[THE EXERCISE]
Every record must be written out once more, with nothing added or omitted.
##### MATERIAL #####
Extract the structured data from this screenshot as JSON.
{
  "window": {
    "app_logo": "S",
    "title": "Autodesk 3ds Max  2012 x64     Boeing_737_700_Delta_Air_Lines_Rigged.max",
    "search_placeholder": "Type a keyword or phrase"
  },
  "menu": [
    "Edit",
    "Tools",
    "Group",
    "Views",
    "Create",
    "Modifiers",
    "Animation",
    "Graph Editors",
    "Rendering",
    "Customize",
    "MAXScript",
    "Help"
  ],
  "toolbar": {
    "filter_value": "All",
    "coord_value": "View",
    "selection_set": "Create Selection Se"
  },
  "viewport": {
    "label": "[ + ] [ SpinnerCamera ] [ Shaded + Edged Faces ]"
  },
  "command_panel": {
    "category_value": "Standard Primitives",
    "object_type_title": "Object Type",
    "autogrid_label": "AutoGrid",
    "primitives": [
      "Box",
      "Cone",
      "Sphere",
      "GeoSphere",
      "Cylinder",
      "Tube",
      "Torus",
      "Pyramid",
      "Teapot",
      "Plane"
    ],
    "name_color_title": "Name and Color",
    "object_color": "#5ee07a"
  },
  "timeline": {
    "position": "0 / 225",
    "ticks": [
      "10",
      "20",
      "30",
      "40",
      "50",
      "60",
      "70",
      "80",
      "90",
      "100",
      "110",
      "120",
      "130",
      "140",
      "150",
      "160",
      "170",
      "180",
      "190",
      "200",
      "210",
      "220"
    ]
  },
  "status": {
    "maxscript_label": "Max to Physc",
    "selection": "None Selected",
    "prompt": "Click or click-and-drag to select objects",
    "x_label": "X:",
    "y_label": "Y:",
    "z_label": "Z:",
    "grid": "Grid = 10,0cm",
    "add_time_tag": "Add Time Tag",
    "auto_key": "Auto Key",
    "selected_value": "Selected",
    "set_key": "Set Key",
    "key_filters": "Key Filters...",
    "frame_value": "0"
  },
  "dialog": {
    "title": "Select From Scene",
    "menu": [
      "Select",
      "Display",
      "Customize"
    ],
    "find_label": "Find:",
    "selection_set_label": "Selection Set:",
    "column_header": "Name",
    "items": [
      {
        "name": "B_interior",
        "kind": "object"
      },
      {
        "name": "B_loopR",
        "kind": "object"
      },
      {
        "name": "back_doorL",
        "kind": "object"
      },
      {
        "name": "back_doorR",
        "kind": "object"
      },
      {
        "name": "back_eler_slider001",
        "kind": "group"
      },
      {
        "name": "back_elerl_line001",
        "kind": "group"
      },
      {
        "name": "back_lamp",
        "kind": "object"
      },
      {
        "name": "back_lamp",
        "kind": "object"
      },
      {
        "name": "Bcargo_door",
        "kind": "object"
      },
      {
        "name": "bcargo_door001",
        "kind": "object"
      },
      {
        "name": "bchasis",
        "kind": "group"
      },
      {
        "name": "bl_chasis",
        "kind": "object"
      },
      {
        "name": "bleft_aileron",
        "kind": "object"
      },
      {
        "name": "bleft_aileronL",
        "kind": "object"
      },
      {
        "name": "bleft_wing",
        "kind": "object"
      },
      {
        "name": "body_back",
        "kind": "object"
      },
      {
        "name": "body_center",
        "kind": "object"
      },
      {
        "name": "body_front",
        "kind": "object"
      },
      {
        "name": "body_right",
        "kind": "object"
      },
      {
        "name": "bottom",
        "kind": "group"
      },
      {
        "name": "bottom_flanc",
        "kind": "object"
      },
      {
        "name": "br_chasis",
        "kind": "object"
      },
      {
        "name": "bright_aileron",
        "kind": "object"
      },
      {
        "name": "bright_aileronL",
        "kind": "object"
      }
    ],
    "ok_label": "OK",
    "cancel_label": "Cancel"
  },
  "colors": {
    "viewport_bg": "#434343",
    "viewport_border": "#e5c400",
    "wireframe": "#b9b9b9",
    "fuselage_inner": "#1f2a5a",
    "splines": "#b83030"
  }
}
#####
[REPLY]
Extract the structured data from this screenshot as JSON.
{
  "window": {
    "app_logo": "S",
    "title": "Autodesk 3ds Max  2012 x64     Boeing_737_700_Delta_Air_Lines_Rigged.max",
    "search_placeholder": "Type a keyword or phrase"
  },
  "menu": [
    "Edit",
    "Tools",
    "Group",
    "Views",
    "Create",
    "Modifiers",
    "Animation",
    "Graph Editors",
    "Rendering",
    "Customize",
    "MAXScript",
    "Help"
  ],
  "toolbar": {
    "filter_value": "All",
    "coord_value": "View",
    "selection_set": "Create Selection Se"
  },
  "viewport": {
    "label": "[ + ] [ SpinnerCamera ] [ Shaded + Edged Faces ]"
  },
  "command_panel": {
    "category_value": "Standard Primitives",
    "object_type_title": "Object Type",
    "autogrid_label": "AutoGrid",
    "primitives": [
      "Box",
      "Cone",
      "Sphere",
      "GeoSphere",
      "Cylinder",
      "Tube",
      "Torus",
      "Pyramid",
      "Teapot",
      "Plane"
    ],
    "name_color_title": "Name and Color",
    "object_color": "#5ee07a"
  },
  "timeline": {
    "position": "0 / 225",
    "ticks": [
      "10",
      "20",
      "30",
      "40",
      "50",
      "60",
      "70",
      "80",
      "90",
      "100",
      "110",
      "120",
      "130",
      "140",
      "150",
      "160",
      "170",
      "180",
      "190",
      "200",
      "210",
      "220"
    ]
  },
  "status": {
    "maxscript_label": "Max to Physc",
    "selection": "None Selected",
    "prompt": "Click or click-and-drag to select objects",
    "x_label": "X:",
    "y_label": "Y:",
    "z_label": "Z:",
    "grid": "Grid = 10,0cm",
    "add_time_tag": "Add Time Tag",
    "auto_key": "Auto Key",
    "selected_value": "Selected",
    "set_key": "Set Key",
    "key_filters": "Key Filters...",
    "frame_value": "0"
  },
  "dialog": {
    "title": "Select From Scene",
    "menu": [
      "Select",
      "Display",
      "Customize"
    ],
    "find_label": "Find:",
    "selection_set_label": "Selection Set:",
    "column_header": "Name",
    "items": [
      {
        "name": "B_interior",
        "kind": "object"
      },
      {
        "name": "B_loopR",
        "kind": "object"
      },
      {
        "name": "back_doorL",
        "kind": "object"
      },
      {
        "name": "back_doorR",
        "kind": "object"
      },
      {
        "name": "back_eler_slider001",
        "kind": "group"
      },
      {
        "name": "back_elerl_line001",
        "kind": "group"
      },
      {
        "name": "back_lamp",
        "kind": "object"
      },
      {
        "name": "back_lamp",
        "kind": "object"
      },
      {
        "name": "Bcargo_door",
        "kind": "object"
      },
      {
        "name": "bcargo_door001",
        "kind": "object"
      },
      {
        "name": "bchasis",
        "kind": "group"
      },
      {
        "name": "bl_chasis",
        "kind": "object"
      },
      {
        "name": "bleft_aileron",
        "kind": "object"
      },
      {
        "name": "bleft_aileronL",
        "kind": "object"
      },
      {
        "name": "bleft_wing",
        "kind": "object"
      },
      {
        "name": "body_back",
        "kind": "object"
      },
      {
        "name": "body_center",
        "kind": "object"
      },
      {
        "name": "body_front",
        "kind": "object"
      },
      {
        "name": "body_right",
        "kind": "object"
      },
      {
        "name": "bottom",
        "kind": "group"
      },
      {
        "name": "bottom_flanc",
        "kind": "object"
      },
      {
        "name": "br_chasis",
        "kind": "object"
      },
      {
        "name": "bright_aileron",
        "kind": "object"
      },
      {
        "name": "bright_aileronL",
        "kind": "object"
      }
    ],
    "ok_label": "OK",
    "cancel_label": "Cancel"
  },
  "colors": {
    "viewport_bg": "#434343",
    "viewport_border": "#e5c400",
    "wireframe": "#b9b9b9",
    "fuselage_inner": "#1f2a5a",
    "splines": "#b83030"
  }
}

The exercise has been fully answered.